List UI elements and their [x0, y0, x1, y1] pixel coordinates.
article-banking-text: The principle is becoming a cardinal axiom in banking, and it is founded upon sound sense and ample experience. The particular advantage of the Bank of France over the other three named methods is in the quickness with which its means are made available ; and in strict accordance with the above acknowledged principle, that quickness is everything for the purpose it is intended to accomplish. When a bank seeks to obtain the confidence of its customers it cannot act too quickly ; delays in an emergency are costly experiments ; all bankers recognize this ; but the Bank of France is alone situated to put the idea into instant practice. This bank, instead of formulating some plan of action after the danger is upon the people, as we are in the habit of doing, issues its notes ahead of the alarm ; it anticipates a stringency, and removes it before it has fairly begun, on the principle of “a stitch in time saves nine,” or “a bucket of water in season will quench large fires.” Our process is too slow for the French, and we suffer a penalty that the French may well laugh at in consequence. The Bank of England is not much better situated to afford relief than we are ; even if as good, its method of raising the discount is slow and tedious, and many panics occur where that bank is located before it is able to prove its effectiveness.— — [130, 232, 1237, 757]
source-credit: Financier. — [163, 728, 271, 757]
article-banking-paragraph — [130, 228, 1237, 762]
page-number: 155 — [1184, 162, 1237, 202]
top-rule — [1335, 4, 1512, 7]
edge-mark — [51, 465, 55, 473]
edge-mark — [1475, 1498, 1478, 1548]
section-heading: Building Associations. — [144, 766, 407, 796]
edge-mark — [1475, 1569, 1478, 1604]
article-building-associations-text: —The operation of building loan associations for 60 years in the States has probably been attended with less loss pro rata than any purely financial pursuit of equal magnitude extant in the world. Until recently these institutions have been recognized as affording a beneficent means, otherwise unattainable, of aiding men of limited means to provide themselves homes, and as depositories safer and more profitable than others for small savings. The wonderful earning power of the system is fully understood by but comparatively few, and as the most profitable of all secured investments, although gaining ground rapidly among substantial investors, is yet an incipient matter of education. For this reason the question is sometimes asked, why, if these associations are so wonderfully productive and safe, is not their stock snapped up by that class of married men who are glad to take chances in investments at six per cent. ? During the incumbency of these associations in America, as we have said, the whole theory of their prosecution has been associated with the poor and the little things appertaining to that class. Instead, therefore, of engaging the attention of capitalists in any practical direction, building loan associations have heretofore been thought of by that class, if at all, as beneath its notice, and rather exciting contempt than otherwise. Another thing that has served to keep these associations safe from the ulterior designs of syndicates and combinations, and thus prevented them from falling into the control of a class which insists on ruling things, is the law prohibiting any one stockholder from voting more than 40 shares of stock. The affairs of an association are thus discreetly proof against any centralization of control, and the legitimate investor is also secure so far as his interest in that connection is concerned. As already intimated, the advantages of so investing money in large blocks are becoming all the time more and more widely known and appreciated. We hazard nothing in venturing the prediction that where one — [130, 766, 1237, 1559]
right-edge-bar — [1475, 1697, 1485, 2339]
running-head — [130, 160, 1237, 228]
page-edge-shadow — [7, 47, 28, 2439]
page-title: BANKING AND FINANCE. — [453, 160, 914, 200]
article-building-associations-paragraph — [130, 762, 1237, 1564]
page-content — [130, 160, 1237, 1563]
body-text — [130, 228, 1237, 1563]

==============================

Given request:
Copy every line of the records above verbatim, keeping the original order.

Reply:
List UI elements and their [x0, y0, x1, y1] pixel coordinates.
article-banking-text: The principle is becoming a cardinal axiom in banking, and it is founded upon sound sense and ample experience. The particular advantage of the Bank of France over the other three named methods is in the quickness with which its means are made available ; and in strict accordance with the above acknowledged principle, that quickness is everything for the purpose it is intended to accomplish. When a bank seeks to obtain the confidence of its customers it cannot act too quickly ; delays in an emergency are costly experiments ; all bankers recognize this ; but the Bank of France is alone situated to put the idea into instant practice. This bank, instead of formulating some plan of action after the danger is upon the people, as we are in the habit of doing, issues its notes ahead of the alarm ; it anticipates a stringency, and removes it before it has fairly begun, on the principle of “a stitch in time saves nine,” or “a bucket of water in season will quench large fires.” Our process is too slow for the French, and we suffer a penalty that the French may well laugh at in consequence. The Bank of England is not much better situated to afford relief than we are ; even if as good, its method of raising the discount is slow and tedious, and many panics occur where that bank is located before it is able to prove its effectiveness.— — [130, 232, 1237, 757]
source-credit: Financier. — [163, 728, 271, 757]
article-banking-paragraph — [130, 228, 1237, 762]
page-number: 155 — [1184, 162, 1237, 202]
top-rule — [1335, 4, 1512, 7]
edge-mark — [51, 465, 55, 473]
edge-mark — [1475, 1498, 1478, 1548]
section-heading: Building Associations. — [144, 766, 407, 796]
edge-mark — [1475, 1569, 1478, 1604]
article-building-associations-text: —The operation of building loan associations for 60 years in the States has probably been attended with less loss pro rata than any purely financial pursuit of equal magnitude extant in the world. Until recently these institutions have been recognized as affording a beneficent means, otherwise unattainable, of aiding men of limited means to provide themselves homes, and as depositories safer and more profitable than others for small savings. The wonderful earning power of the system is fully understood by but comparatively few, and as the most profitable of all secured investments, although gaining ground rapidly among substantial investors, is yet an incipient matter of education. For this reason the question is sometimes asked, why, if these associations are so wonderfully productive and safe, is not their stock snapped up by that class of married men who are glad to take chances in investments at six per cent. ? During the incumbency of these associations in America, as we have said, the whole theory of their prosecution has been associated with the poor and the little things appertaining to that class. Instead, therefore, of engaging the attention of capitalists in any practical direction, building loan associations have heretofore been thought of by that class, if at all, as beneath its notice, and rather exciting contempt than otherwise. Another thing that has served to keep these associations safe from the ulterior designs of syndicates and combinations, and thus prevented them from falling into the control of a class which insists on ruling things, is the law prohibiting any one stockholder from voting more than 40 shares of stock. The affairs of an association are thus discreetly proof against any centralization of control, and the legitimate investor is also secure so far as his interest in that connection is concerned. As already intimated, the advantages of so investing money in large blocks are becoming all the time more and more widely known and appreciated. We hazard nothing in venturing the prediction that where one — [130, 766, 1237, 1559]
right-edge-bar — [1475, 1697, 1485, 2339]
running-head — [130, 160, 1237, 228]
page-edge-shadow — [7, 47, 28, 2439]
page-title: BANKING AND FINANCE. — [453, 160, 914, 200]
article-building-associations-paragraph — [130, 762, 1237, 1564]
page-content — [130, 160, 1237, 1563]
body-text — [130, 228, 1237, 1563]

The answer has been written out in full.